## What you are asked to do
Find how many lines contain the word "ring" and state that number alone.

════════════════════

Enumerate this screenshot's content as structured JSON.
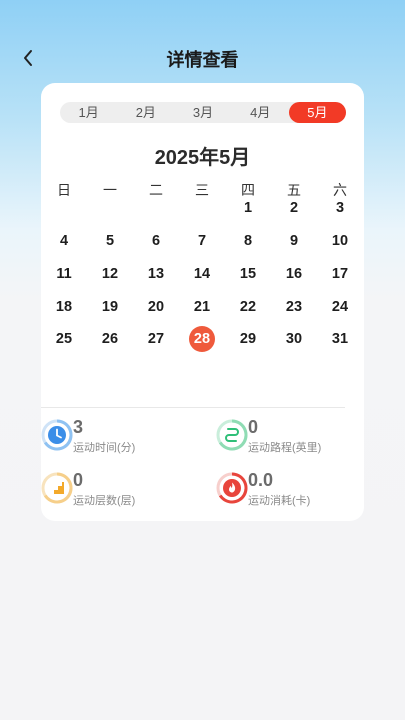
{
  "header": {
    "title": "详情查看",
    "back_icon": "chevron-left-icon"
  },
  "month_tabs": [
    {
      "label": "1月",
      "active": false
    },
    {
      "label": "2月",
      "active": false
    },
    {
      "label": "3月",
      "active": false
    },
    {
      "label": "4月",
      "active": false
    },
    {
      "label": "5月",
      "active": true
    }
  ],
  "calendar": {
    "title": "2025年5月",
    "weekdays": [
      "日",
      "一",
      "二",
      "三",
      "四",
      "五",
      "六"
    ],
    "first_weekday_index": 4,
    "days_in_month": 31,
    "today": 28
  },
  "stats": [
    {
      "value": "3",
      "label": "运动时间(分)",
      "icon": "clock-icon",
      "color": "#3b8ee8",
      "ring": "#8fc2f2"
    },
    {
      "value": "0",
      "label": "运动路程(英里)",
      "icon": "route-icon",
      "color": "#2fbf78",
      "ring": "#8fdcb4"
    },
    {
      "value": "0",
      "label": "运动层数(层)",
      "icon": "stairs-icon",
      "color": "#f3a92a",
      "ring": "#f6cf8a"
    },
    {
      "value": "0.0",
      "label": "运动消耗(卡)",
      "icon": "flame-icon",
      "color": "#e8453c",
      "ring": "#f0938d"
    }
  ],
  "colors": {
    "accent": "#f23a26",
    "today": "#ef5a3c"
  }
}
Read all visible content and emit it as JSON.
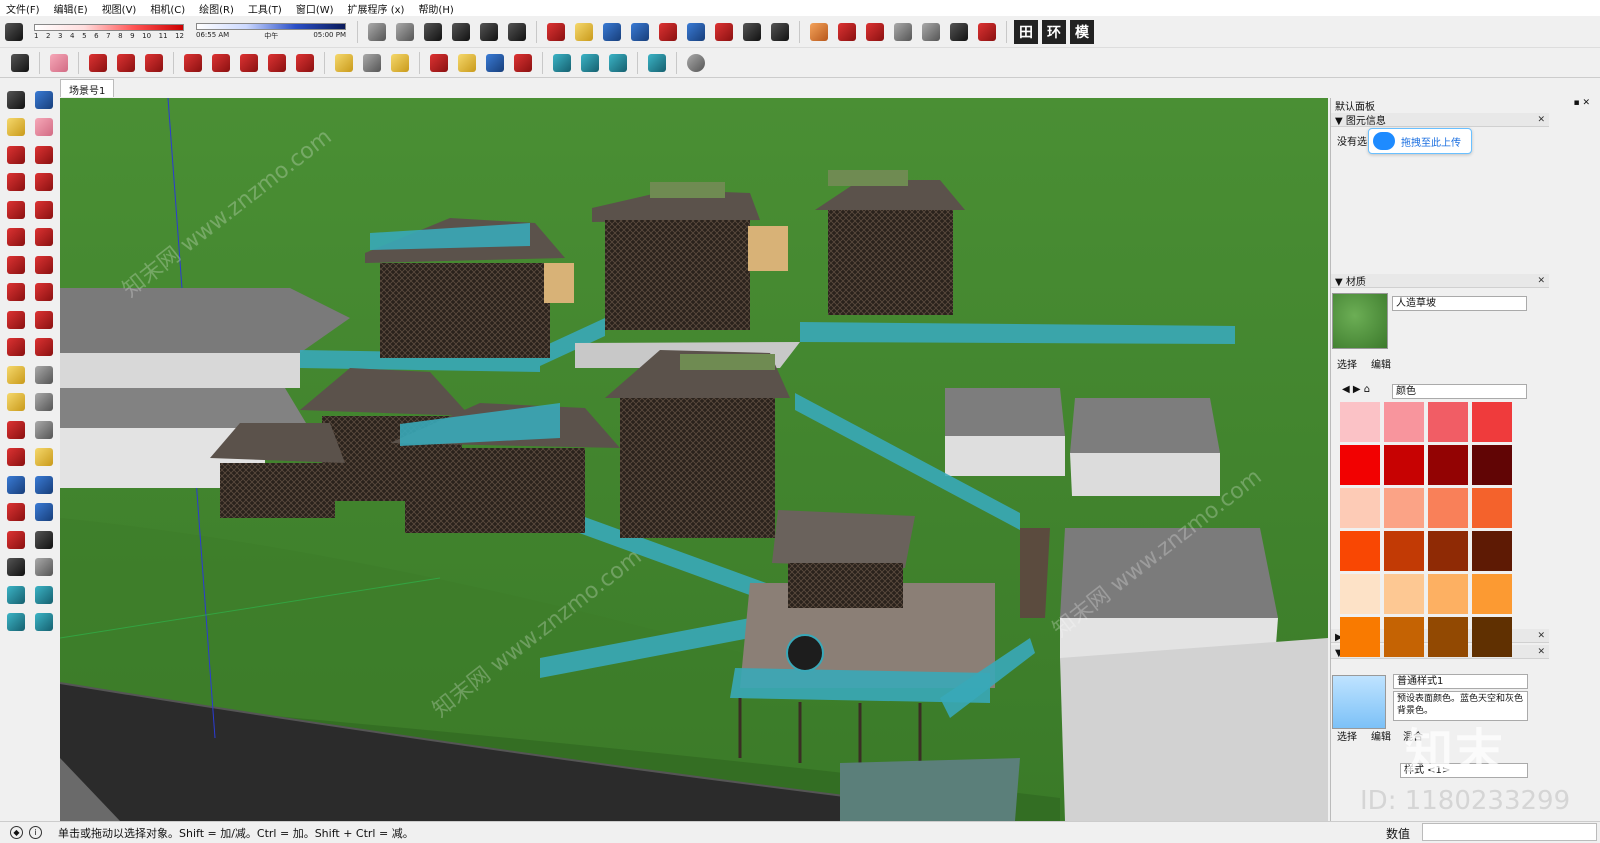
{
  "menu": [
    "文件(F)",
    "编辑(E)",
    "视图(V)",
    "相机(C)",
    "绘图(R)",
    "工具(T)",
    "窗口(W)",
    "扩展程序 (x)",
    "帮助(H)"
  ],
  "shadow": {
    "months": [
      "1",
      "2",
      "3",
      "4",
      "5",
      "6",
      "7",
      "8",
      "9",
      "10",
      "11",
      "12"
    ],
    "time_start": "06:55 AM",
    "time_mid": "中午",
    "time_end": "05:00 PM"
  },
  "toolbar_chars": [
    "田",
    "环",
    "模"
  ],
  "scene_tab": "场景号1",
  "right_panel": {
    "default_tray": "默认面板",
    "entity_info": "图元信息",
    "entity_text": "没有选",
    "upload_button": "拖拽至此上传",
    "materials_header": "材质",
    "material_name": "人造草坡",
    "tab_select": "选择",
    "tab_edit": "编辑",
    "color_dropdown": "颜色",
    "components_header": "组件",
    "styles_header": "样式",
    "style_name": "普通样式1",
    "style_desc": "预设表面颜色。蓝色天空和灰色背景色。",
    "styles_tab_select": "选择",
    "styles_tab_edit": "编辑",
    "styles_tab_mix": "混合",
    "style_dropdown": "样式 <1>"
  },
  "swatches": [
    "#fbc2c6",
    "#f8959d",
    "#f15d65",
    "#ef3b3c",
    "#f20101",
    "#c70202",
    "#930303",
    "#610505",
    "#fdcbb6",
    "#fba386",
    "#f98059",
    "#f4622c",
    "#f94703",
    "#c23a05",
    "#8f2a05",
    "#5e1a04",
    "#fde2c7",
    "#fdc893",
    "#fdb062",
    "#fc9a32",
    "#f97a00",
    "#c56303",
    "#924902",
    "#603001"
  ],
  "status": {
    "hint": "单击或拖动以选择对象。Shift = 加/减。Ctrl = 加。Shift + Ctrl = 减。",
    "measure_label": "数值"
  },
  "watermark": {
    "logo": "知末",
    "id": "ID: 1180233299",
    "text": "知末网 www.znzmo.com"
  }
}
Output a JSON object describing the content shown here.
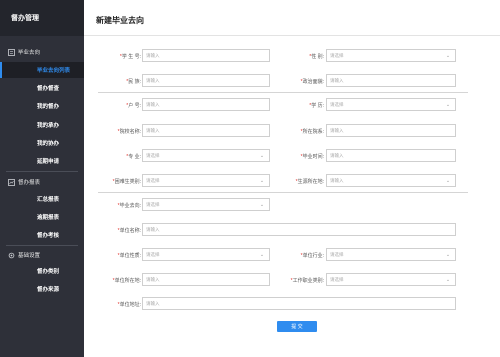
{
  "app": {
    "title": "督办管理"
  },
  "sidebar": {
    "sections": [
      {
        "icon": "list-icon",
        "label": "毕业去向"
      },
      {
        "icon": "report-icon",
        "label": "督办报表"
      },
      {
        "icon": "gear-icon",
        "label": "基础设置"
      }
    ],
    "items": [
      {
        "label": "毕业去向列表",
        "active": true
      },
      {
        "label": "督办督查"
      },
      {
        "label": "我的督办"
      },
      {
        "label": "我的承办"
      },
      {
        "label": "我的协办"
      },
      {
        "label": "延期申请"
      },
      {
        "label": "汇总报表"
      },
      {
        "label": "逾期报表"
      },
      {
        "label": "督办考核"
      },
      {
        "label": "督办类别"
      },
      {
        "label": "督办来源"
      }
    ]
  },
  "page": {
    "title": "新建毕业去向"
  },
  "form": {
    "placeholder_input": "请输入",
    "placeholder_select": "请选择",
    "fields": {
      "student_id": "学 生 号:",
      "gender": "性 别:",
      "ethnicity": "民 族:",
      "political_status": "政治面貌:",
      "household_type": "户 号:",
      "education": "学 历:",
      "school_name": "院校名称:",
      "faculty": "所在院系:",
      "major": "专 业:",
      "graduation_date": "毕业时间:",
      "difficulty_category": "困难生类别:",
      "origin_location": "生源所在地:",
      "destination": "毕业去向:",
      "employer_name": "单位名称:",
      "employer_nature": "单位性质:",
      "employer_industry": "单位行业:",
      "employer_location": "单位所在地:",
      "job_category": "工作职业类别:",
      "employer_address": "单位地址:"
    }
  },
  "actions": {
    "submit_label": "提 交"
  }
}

════════════════════

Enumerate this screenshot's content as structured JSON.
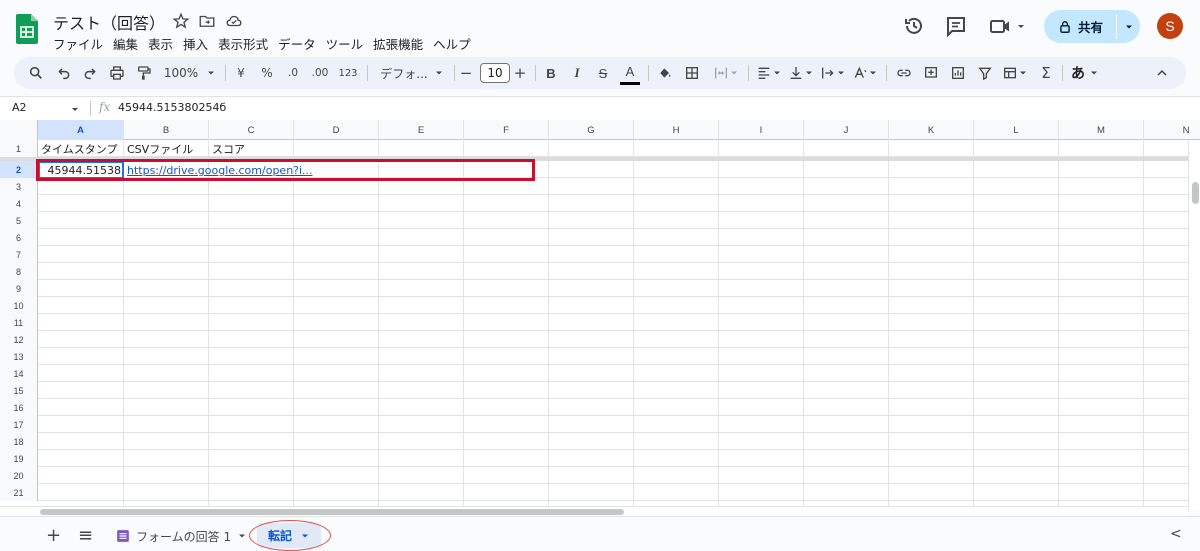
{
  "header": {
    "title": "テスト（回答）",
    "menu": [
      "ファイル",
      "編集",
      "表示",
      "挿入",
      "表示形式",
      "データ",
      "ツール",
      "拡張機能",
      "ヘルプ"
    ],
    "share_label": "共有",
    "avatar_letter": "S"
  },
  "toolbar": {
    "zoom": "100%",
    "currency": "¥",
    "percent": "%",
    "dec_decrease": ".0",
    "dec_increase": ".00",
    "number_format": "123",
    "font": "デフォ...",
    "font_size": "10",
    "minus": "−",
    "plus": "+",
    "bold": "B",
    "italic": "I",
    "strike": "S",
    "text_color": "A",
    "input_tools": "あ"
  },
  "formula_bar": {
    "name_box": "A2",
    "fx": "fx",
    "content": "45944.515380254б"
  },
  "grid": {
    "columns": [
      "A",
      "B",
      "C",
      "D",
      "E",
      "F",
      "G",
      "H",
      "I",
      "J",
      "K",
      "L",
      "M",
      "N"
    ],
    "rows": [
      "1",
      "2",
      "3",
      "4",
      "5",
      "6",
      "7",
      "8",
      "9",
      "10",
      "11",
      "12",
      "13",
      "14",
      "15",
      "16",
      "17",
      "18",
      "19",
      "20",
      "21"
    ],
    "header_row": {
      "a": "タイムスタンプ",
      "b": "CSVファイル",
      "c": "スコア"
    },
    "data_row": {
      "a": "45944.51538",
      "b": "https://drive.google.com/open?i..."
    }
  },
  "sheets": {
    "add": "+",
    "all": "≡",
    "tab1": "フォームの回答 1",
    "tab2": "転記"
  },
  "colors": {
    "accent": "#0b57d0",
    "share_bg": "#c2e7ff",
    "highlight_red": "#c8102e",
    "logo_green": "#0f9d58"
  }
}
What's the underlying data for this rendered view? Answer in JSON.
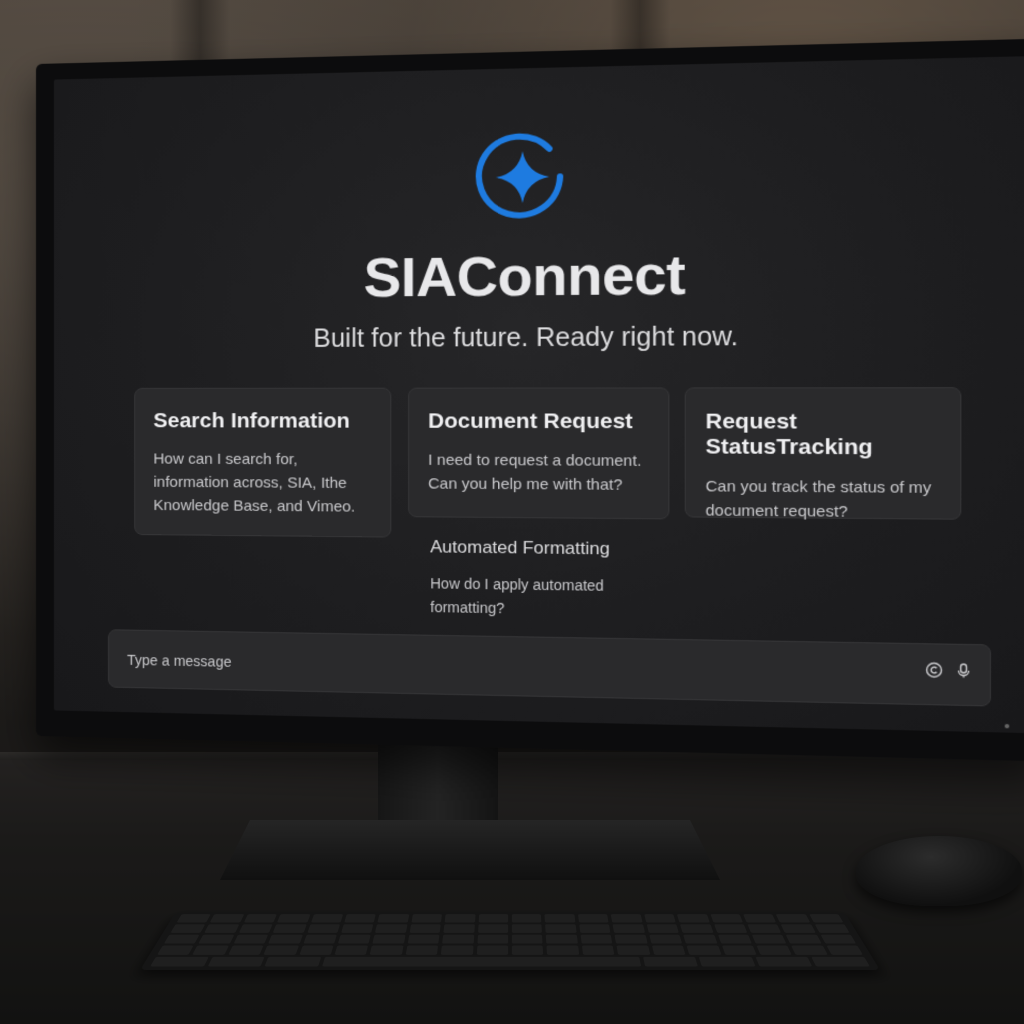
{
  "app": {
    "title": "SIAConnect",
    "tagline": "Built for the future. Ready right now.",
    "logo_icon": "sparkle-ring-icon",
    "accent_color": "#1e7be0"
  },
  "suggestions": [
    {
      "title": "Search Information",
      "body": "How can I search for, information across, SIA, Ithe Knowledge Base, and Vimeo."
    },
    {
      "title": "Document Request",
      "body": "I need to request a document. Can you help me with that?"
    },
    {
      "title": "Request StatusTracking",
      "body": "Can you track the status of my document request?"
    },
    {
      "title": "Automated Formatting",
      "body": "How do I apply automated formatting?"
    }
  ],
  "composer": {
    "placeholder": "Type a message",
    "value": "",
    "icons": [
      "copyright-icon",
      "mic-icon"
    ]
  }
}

════════════════════

## Exercise output
5